* Begin Information provided *

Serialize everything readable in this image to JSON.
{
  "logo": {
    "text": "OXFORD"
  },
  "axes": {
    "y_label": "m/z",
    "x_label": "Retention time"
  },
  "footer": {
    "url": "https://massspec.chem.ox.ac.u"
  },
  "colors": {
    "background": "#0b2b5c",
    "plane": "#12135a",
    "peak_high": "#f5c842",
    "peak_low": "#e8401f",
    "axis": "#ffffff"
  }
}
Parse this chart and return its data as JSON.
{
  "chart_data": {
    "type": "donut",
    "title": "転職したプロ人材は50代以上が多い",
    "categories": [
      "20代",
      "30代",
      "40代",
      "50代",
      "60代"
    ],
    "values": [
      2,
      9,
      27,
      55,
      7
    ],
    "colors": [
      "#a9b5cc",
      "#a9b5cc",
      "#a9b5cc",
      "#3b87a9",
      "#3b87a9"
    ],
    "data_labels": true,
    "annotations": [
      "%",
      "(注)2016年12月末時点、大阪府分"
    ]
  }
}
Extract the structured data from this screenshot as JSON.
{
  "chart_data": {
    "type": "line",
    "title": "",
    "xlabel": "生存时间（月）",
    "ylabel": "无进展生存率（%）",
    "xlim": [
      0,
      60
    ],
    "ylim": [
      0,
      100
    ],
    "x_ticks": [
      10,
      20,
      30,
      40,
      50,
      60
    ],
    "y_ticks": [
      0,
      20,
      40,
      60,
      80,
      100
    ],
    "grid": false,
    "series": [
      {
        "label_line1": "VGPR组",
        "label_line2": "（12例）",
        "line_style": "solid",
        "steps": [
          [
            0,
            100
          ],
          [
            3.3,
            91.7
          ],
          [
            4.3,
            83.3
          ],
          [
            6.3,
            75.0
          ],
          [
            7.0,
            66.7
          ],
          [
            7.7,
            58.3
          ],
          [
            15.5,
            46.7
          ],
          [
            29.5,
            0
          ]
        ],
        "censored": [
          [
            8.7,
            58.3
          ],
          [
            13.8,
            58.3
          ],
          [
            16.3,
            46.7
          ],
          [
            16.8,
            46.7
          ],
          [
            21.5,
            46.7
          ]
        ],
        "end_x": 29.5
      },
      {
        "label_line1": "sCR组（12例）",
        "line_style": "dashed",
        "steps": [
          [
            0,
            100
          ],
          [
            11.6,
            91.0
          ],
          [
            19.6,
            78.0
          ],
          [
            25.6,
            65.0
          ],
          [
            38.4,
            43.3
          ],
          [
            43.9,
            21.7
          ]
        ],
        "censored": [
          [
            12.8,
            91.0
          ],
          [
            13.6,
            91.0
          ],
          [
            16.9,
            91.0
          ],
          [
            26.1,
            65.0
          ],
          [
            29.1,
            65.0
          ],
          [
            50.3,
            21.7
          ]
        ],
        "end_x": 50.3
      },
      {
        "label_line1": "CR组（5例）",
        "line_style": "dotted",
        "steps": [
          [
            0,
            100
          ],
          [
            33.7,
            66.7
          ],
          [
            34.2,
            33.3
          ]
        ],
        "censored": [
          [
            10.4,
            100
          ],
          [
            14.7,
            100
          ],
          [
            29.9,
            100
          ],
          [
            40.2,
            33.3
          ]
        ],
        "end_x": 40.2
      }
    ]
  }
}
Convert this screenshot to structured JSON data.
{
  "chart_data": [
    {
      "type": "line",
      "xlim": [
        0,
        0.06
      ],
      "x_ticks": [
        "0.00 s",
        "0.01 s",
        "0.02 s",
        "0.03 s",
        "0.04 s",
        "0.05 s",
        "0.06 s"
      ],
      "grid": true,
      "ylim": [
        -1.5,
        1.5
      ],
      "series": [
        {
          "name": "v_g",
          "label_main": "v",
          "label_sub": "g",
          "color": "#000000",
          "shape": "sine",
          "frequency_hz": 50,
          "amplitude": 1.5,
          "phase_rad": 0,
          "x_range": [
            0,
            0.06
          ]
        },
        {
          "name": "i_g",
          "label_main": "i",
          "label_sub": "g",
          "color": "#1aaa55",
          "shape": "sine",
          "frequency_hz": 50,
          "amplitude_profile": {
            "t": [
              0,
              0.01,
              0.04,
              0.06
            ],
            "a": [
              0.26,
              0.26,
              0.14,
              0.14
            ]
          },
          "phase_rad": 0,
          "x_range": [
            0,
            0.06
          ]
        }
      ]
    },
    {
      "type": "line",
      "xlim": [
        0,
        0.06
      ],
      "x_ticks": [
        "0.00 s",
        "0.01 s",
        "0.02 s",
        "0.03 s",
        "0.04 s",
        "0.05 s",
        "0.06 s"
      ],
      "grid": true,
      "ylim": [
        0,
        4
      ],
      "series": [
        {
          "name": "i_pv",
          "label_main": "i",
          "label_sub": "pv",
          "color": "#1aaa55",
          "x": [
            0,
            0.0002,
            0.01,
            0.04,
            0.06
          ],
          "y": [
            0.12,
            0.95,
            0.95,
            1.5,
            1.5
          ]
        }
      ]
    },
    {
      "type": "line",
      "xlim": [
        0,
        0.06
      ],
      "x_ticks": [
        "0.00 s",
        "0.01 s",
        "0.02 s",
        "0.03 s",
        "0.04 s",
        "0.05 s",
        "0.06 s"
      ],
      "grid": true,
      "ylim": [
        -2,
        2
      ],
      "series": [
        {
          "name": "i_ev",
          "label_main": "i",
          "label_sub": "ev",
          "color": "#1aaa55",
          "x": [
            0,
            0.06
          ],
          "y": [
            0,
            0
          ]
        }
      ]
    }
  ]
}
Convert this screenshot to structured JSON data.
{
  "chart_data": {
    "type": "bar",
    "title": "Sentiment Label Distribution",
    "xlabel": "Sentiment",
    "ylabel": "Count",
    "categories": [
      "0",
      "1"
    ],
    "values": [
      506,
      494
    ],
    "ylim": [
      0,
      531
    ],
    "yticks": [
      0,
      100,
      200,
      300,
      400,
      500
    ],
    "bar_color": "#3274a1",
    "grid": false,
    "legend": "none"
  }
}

* End Information provided *

Directions for this task
Above are some records. Print them all exactly.

Result
Serialize everything readable in this image to JSON.
{
  "logo": {
    "text": "OXFORD"
  },
  "axes": {
    "y_label": "m/z",
    "x_label": "Retention time"
  },
  "footer": {
    "url": "https://massspec.chem.ox.ac.u"
  },
  "colors": {
    "background": "#0b2b5c",
    "plane": "#12135a",
    "peak_high": "#f5c842",
    "peak_low": "#e8401f",
    "axis": "#ffffff"
  }
}
Parse this chart and return its data as JSON.
{
  "chart_data": {
    "type": "donut",
    "title": "転職したプロ人材は50代以上が多い",
    "categories": [
      "20代",
      "30代",
      "40代",
      "50代",
      "60代"
    ],
    "values": [
      2,
      9,
      27,
      55,
      7
    ],
    "colors": [
      "#a9b5cc",
      "#a9b5cc",
      "#a9b5cc",
      "#3b87a9",
      "#3b87a9"
    ],
    "data_labels": true,
    "annotations": [
      "%",
      "(注)2016年12月末時点、大阪府分"
    ]
  }
}
Extract the structured data from this screenshot as JSON.
{
  "chart_data": {
    "type": "line",
    "title": "",
    "xlabel": "生存时间（月）",
    "ylabel": "无进展生存率（%）",
    "xlim": [
      0,
      60
    ],
    "ylim": [
      0,
      100
    ],
    "x_ticks": [
      10,
      20,
      30,
      40,
      50,
      60
    ],
    "y_ticks": [
      0,
      20,
      40,
      60,
      80,
      100
    ],
    "grid": false,
    "series": [
      {
        "label_line1": "VGPR组",
        "label_line2": "（12例）",
        "line_style": "solid",
        "steps": [
          [
            0,
            100
          ],
          [
            3.3,
            91.7
          ],
          [
            4.3,
            83.3
          ],
          [
            6.3,
            75.0
          ],
          [
            7.0,
            66.7
          ],
          [
            7.7,
            58.3
          ],
          [
            15.5,
            46.7
          ],
          [
            29.5,
            0
          ]
        ],
        "censored": [
          [
            8.7,
            58.3
          ],
          [
            13.8,
            58.3
          ],
          [
            16.3,
            46.7
          ],
          [
            16.8,
            46.7
          ],
          [
            21.5,
            46.7
          ]
        ],
        "end_x": 29.5
      },
      {
        "label_line1": "sCR组（12例）",
        "line_style": "dashed",
        "steps": [
          [
            0,
            100
          ],
          [
            11.6,
            91.0
          ],
          [
            19.6,
            78.0
          ],
          [
            25.6,
            65.0
          ],
          [
            38.4,
            43.3
          ],
          [
            43.9,
            21.7
          ]
        ],
        "censored": [
          [
            12.8,
            91.0
          ],
          [
            13.6,
            91.0
          ],
          [
            16.9,
            91.0
          ],
          [
            26.1,
            65.0
          ],
          [
            29.1,
            65.0
          ],
          [
            50.3,
            21.7
          ]
        ],
        "end_x": 50.3
      },
      {
        "label_line1": "CR组（5例）",
        "line_style": "dotted",
        "steps": [
          [
            0,
            100
          ],
          [
            33.7,
            66.7
          ],
          [
            34.2,
            33.3
          ]
        ],
        "censored": [
          [
            10.4,
            100
          ],
          [
            14.7,
            100
          ],
          [
            29.9,
            100
          ],
          [
            40.2,
            33.3
          ]
        ],
        "end_x": 40.2
      }
    ]
  }
}
Convert this screenshot to structured JSON data.
{
  "chart_data": [
    {
      "type": "line",
      "xlim": [
        0,
        0.06
      ],
      "x_ticks": [
        "0.00 s",
        "0.01 s",
        "0.02 s",
        "0.03 s",
        "0.04 s",
        "0.05 s",
        "0.06 s"
      ],
      "grid": true,
      "ylim": [
        -1.5,
        1.5
      ],
      "series": [
        {
          "name": "v_g",
          "label_main": "v",
          "label_sub": "g",
          "color": "#000000",
          "shape": "sine",
          "frequency_hz": 50,
          "amplitude": 1.5,
          "phase_rad": 0,
          "x_range": [
            0,
            0.06
          ]
        },
        {
          "name": "i_g",
          "label_main": "i",
          "label_sub": "g",
          "color": "#1aaa55",
          "shape": "sine",
          "frequency_hz": 50,
          "amplitude_profile": {
            "t": [
              0,
              0.01,
              0.04,
              0.06
            ],
            "a": [
              0.26,
              0.26,
              0.14,
              0.14
            ]
          },
          "phase_rad": 0,
          "x_range": [
            0,
            0.06
          ]
        }
      ]
    },
    {
      "type": "line",
      "xlim": [
        0,
        0.06
      ],
      "x_ticks": [
        "0.00 s",
        "0.01 s",
        "0.02 s",
        "0.03 s",
        "0.04 s",
        "0.05 s",
        "0.06 s"
      ],
      "grid": true,
      "ylim": [
        0,
        4
      ],
      "series": [
        {
          "name": "i_pv",
          "label_main": "i",
          "label_sub": "pv",
          "color": "#1aaa55",
          "x": [
            0,
            0.0002,
            0.01,
            0.04,
            0.06
          ],
          "y": [
            0.12,
            0.95,
            0.95,
            1.5,
            1.5
          ]
        }
      ]
    },
    {
      "type": "line",
      "xlim": [
        0,
        0.06
      ],
      "x_ticks": [
        "0.00 s",
        "0.01 s",
        "0.02 s",
        "0.03 s",
        "0.04 s",
        "0.05 s",
        "0.06 s"
      ],
      "grid": true,
      "ylim": [
        -2,
        2
      ],
      "series": [
        {
          "name": "i_ev",
          "label_main": "i",
          "label_sub": "ev",
          "color": "#1aaa55",
          "x": [
            0,
            0.06
          ],
          "y": [
            0,
            0
          ]
        }
      ]
    }
  ]
}
Convert this screenshot to structured JSON data.
{
  "chart_data": {
    "type": "bar",
    "title": "Sentiment Label Distribution",
    "xlabel": "Sentiment",
    "ylabel": "Count",
    "categories": [
      "0",
      "1"
    ],
    "values": [
      506,
      494
    ],
    "ylim": [
      0,
      531
    ],
    "yticks": [
      0,
      100,
      200,
      300,
      400,
      500
    ],
    "bar_color": "#3274a1",
    "grid": false,
    "legend": "none"
  }
}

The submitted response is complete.